*Prompt*:
Retype the lines below exactly as they appear, keeping every character and box value unchanged.

*Element box annotation lines*:
----------------------------------------

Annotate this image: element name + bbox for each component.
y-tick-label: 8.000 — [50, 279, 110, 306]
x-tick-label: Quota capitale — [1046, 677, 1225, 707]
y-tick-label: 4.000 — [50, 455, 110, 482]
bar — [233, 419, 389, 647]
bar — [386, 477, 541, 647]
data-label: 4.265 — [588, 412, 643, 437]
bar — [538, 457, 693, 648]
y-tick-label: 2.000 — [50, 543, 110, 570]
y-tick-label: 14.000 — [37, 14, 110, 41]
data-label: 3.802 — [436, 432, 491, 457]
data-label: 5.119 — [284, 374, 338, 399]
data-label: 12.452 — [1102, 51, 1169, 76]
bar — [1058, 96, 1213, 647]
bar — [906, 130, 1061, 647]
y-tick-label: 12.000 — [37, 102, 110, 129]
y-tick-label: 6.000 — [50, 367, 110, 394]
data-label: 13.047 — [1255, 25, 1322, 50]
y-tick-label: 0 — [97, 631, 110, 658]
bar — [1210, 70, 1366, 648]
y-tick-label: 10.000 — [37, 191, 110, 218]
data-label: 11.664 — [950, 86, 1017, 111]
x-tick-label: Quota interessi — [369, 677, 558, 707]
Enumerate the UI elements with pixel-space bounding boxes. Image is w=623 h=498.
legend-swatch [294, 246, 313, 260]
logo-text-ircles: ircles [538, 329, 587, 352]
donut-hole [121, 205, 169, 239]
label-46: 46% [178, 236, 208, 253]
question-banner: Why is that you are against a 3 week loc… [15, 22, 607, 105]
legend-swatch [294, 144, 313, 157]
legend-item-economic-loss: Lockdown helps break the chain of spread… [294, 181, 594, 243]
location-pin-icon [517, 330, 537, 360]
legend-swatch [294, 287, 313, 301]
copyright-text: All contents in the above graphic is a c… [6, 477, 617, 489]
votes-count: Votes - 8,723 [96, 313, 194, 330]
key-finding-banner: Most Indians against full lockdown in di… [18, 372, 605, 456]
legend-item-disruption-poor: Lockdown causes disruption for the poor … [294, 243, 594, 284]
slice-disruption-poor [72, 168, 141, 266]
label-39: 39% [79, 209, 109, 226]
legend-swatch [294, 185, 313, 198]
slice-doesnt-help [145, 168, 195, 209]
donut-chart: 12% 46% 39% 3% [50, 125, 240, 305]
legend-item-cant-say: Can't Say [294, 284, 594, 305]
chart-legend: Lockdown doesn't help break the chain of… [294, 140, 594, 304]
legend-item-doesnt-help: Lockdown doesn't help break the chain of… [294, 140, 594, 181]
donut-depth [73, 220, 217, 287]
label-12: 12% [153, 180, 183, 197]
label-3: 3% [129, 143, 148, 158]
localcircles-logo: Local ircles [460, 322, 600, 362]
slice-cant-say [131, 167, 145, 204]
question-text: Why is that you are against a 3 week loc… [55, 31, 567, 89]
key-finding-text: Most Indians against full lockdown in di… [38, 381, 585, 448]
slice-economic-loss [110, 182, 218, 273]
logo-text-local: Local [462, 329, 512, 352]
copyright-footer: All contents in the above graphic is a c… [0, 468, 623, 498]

----------------------------------------

*Result of this exercise*:
Annotate this image: element name + bbox for each component.
y-tick-label: 8.000 — [50, 279, 110, 306]
x-tick-label: Quota capitale — [1046, 677, 1225, 707]
y-tick-label: 4.000 — [50, 455, 110, 482]
bar — [233, 419, 389, 647]
bar — [386, 477, 541, 647]
data-label: 4.265 — [588, 412, 643, 437]
bar — [538, 457, 693, 648]
y-tick-label: 2.000 — [50, 543, 110, 570]
y-tick-label: 14.000 — [37, 14, 110, 41]
data-label: 3.802 — [436, 432, 491, 457]
data-label: 5.119 — [284, 374, 338, 399]
data-label: 12.452 — [1102, 51, 1169, 76]
bar — [1058, 96, 1213, 647]
bar — [906, 130, 1061, 647]
y-tick-label: 12.000 — [37, 102, 110, 129]
y-tick-label: 6.000 — [50, 367, 110, 394]
data-label: 13.047 — [1255, 25, 1322, 50]
y-tick-label: 0 — [97, 631, 110, 658]
bar — [1210, 70, 1366, 648]
y-tick-label: 10.000 — [37, 191, 110, 218]
data-label: 11.664 — [950, 86, 1017, 111]
x-tick-label: Quota interessi — [369, 677, 558, 707]
Enumerate the UI elements with pixel-space bounding boxes. Image is w=623 h=498.
legend-swatch [294, 246, 313, 260]
logo-text-ircles: ircles [538, 329, 587, 352]
donut-hole [121, 205, 169, 239]
label-46: 46% [178, 236, 208, 253]
question-banner: Why is that you are against a 3 week loc… [15, 22, 607, 105]
legend-swatch [294, 144, 313, 157]
legend-item-economic-loss: Lockdown helps break the chain of spread… [294, 181, 594, 243]
location-pin-icon [517, 330, 537, 360]
legend-swatch [294, 287, 313, 301]
copyright-text: All contents in the above graphic is a c… [6, 477, 617, 489]
votes-count: Votes - 8,723 [96, 313, 194, 330]
key-finding-banner: Most Indians against full lockdown in di… [18, 372, 605, 456]
legend-item-disruption-poor: Lockdown causes disruption for the poor … [294, 243, 594, 284]
slice-disruption-poor [72, 168, 141, 266]
label-39: 39% [79, 209, 109, 226]
legend-swatch [294, 185, 313, 198]
slice-doesnt-help [145, 168, 195, 209]
donut-chart: 12% 46% 39% 3% [50, 125, 240, 305]
legend-item-cant-say: Can't Say [294, 284, 594, 305]
chart-legend: Lockdown doesn't help break the chain of… [294, 140, 594, 304]
legend-item-doesnt-help: Lockdown doesn't help break the chain of… [294, 140, 594, 181]
donut-depth [73, 220, 217, 287]
label-12: 12% [153, 180, 183, 197]
label-3: 3% [129, 143, 148, 158]
localcircles-logo: Local ircles [460, 322, 600, 362]
slice-cant-say [131, 167, 145, 204]
question-text: Why is that you are against a 3 week loc… [55, 31, 567, 89]
key-finding-text: Most Indians against full lockdown in di… [38, 381, 585, 448]
slice-economic-loss [110, 182, 218, 273]
logo-text-local: Local [462, 329, 512, 352]
copyright-footer: All contents in the above graphic is a c… [0, 468, 623, 498]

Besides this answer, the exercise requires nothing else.